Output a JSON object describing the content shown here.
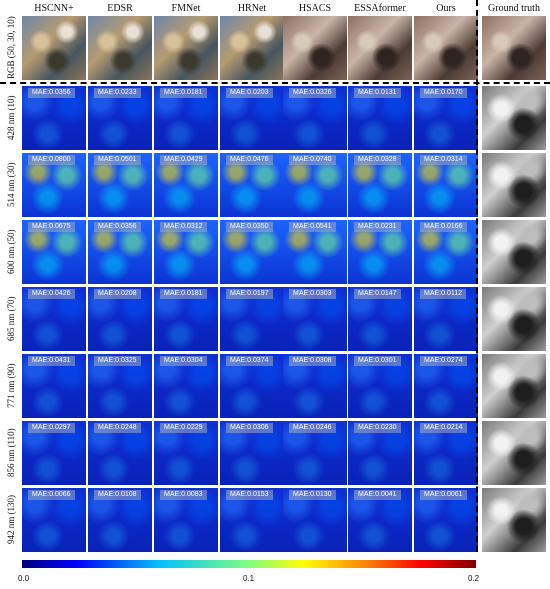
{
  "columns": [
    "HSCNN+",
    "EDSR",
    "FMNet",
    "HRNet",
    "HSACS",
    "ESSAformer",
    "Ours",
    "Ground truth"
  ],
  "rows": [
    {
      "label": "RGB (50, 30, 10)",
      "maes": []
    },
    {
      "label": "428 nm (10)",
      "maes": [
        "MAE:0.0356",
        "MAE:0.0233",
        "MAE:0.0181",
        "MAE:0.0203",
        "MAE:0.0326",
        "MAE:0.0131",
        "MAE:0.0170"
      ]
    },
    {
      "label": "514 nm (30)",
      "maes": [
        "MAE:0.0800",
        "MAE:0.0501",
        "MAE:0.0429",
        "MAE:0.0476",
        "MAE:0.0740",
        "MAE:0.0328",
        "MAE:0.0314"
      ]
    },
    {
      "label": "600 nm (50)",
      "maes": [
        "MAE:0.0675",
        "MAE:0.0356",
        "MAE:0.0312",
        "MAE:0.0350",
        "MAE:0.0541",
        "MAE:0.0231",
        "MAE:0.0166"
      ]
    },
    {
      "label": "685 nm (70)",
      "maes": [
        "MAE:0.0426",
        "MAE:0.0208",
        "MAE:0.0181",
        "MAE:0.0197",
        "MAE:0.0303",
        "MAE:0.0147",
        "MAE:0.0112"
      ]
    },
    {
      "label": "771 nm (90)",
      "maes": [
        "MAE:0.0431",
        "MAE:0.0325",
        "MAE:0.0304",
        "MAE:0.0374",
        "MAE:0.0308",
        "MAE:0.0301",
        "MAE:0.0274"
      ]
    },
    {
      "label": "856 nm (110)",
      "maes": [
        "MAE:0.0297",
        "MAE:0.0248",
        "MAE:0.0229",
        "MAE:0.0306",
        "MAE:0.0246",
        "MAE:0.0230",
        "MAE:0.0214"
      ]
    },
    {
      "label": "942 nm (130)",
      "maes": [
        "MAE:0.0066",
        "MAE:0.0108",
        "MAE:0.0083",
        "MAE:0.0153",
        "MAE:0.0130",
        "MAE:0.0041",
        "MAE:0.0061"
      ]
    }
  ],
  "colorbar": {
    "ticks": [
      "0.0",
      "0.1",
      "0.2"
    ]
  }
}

===============

• _The task_: Repeat each entry exactly as given; no pictures belong in the copy.

• _Exercise result_:
Output a JSON object describing the content shown here.
{
  "columns": [
    "HSCNN+",
    "EDSR",
    "FMNet",
    "HRNet",
    "HSACS",
    "ESSAformer",
    "Ours",
    "Ground truth"
  ],
  "rows": [
    {
      "label": "RGB (50, 30, 10)",
      "maes": []
    },
    {
      "label": "428 nm (10)",
      "maes": [
        "MAE:0.0356",
        "MAE:0.0233",
        "MAE:0.0181",
        "MAE:0.0203",
        "MAE:0.0326",
        "MAE:0.0131",
        "MAE:0.0170"
      ]
    },
    {
      "label": "514 nm (30)",
      "maes": [
        "MAE:0.0800",
        "MAE:0.0501",
        "MAE:0.0429",
        "MAE:0.0476",
        "MAE:0.0740",
        "MAE:0.0328",
        "MAE:0.0314"
      ]
    },
    {
      "label": "600 nm (50)",
      "maes": [
        "MAE:0.0675",
        "MAE:0.0356",
        "MAE:0.0312",
        "MAE:0.0350",
        "MAE:0.0541",
        "MAE:0.0231",
        "MAE:0.0166"
      ]
    },
    {
      "label": "685 nm (70)",
      "maes": [
        "MAE:0.0426",
        "MAE:0.0208",
        "MAE:0.0181",
        "MAE:0.0197",
        "MAE:0.0303",
        "MAE:0.0147",
        "MAE:0.0112"
      ]
    },
    {
      "label": "771 nm (90)",
      "maes": [
        "MAE:0.0431",
        "MAE:0.0325",
        "MAE:0.0304",
        "MAE:0.0374",
        "MAE:0.0308",
        "MAE:0.0301",
        "MAE:0.0274"
      ]
    },
    {
      "label": "856 nm (110)",
      "maes": [
        "MAE:0.0297",
        "MAE:0.0248",
        "MAE:0.0229",
        "MAE:0.0306",
        "MAE:0.0246",
        "MAE:0.0230",
        "MAE:0.0214"
      ]
    },
    {
      "label": "942 nm (130)",
      "maes": [
        "MAE:0.0066",
        "MAE:0.0108",
        "MAE:0.0083",
        "MAE:0.0153",
        "MAE:0.0130",
        "MAE:0.0041",
        "MAE:0.0061"
      ]
    }
  ],
  "colorbar": {
    "ticks": [
      "0.0",
      "0.1",
      "0.2"
    ]
  }
}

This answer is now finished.